__Your instructions__
Work out how many lines in the listing below include the word "ὄψιος". Give nothing but the number.

Stored data entries:
══════

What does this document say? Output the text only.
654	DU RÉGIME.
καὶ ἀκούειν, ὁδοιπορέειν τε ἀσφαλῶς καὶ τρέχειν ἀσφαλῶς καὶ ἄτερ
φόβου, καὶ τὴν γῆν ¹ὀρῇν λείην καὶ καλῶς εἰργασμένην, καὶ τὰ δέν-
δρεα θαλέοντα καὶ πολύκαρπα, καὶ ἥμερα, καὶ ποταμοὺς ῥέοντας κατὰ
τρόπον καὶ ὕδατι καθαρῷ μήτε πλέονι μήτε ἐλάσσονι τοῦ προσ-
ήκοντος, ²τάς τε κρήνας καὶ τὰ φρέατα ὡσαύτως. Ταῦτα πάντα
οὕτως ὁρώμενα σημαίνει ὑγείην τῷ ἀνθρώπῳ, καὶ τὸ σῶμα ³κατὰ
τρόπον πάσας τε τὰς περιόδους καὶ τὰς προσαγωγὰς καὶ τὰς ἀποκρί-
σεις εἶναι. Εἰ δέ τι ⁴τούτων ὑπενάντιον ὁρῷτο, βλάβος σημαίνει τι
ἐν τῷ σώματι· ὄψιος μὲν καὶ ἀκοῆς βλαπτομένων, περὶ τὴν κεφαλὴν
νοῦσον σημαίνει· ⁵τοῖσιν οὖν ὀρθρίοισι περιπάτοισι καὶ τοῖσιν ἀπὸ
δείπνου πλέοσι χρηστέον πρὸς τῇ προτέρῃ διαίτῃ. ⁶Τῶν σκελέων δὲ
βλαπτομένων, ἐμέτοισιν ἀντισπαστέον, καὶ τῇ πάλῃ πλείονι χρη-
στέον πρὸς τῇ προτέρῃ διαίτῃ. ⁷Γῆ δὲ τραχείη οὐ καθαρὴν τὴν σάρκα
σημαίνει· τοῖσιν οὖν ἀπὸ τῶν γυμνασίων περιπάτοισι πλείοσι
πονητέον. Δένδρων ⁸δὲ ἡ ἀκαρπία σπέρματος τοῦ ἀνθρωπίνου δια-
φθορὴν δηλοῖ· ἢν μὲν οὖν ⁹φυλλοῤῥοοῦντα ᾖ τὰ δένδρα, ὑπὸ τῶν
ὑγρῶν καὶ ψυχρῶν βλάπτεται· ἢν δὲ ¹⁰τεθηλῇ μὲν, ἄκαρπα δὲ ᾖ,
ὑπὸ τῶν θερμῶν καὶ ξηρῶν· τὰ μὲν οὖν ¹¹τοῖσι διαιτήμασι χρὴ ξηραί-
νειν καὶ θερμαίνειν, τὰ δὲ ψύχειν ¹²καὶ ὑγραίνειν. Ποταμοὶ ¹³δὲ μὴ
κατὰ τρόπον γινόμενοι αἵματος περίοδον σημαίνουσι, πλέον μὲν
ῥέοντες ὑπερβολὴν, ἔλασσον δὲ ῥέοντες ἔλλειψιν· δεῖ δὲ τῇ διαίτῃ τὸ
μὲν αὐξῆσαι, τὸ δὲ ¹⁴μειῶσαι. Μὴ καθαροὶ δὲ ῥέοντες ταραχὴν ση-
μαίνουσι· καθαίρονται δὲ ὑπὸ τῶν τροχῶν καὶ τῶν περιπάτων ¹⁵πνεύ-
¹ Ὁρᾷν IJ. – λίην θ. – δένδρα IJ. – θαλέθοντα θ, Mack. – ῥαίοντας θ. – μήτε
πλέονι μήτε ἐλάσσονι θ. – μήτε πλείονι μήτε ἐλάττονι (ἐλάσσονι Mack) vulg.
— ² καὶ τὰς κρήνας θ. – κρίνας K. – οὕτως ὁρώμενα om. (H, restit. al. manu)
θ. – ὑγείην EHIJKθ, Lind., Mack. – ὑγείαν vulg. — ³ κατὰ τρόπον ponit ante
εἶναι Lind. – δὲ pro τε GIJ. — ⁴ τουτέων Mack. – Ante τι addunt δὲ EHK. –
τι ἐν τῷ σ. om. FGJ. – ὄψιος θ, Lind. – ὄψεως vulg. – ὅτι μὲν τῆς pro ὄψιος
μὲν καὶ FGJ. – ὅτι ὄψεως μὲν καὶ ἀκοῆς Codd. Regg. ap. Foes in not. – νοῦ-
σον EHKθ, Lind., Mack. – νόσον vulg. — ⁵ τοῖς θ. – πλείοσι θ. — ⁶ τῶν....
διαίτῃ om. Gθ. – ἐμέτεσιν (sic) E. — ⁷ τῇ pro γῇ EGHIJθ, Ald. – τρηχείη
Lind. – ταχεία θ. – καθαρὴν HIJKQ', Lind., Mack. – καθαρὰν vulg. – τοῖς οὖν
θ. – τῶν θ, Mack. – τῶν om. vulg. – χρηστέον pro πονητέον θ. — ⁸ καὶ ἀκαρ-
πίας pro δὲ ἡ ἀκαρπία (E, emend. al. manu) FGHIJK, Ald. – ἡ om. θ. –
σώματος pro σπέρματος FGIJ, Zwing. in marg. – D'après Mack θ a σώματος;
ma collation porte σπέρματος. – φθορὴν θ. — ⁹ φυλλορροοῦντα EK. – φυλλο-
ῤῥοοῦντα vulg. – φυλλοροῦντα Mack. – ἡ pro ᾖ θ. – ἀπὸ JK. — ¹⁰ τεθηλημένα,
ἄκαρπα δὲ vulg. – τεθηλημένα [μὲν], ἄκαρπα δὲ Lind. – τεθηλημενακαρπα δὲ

══════

__Response__
2